Records to process
--- START ---
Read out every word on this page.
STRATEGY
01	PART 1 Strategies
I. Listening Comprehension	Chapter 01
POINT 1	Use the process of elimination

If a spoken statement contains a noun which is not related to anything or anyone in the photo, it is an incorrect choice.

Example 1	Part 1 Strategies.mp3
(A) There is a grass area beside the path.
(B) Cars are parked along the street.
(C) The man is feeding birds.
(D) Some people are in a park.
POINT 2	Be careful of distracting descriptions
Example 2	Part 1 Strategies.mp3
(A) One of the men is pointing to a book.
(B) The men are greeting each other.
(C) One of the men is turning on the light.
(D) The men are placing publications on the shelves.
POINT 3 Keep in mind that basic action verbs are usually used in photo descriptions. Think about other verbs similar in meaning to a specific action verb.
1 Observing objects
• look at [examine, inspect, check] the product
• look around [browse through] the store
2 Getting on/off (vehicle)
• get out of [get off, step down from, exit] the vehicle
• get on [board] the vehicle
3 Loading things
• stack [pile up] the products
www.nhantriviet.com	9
--- END ---
Prompt
From the records above, extract everything verbatim.

Result for this exercise
Read out every word on this page.
STRATEGY
01	PART 1 Strategies
I. Listening Comprehension	Chapter 01
POINT 1	Use the process of elimination

If a spoken statement contains a noun which is not related to anything or anyone in the photo, it is an incorrect choice.

Example 1	Part 1 Strategies.mp3
(A) There is a grass area beside the path.
(B) Cars are parked along the street.
(C) The man is feeding birds.
(D) Some people are in a park.
POINT 2	Be careful of distracting descriptions
Example 2	Part 1 Strategies.mp3
(A) One of the men is pointing to a book.
(B) The men are greeting each other.
(C) One of the men is turning on the light.
(D) The men are placing publications on the shelves.
POINT 3 Keep in mind that basic action verbs are usually used in photo descriptions. Think about other verbs similar in meaning to a specific action verb.
1 Observing objects
• look at [examine, inspect, check] the product
• look around [browse through] the store
2 Getting on/off (vehicle)
• get out of [get off, step down from, exit] the vehicle
• get on [board] the vehicle
3 Loading things
• stack [pile up] the products
www.nhantriviet.com	9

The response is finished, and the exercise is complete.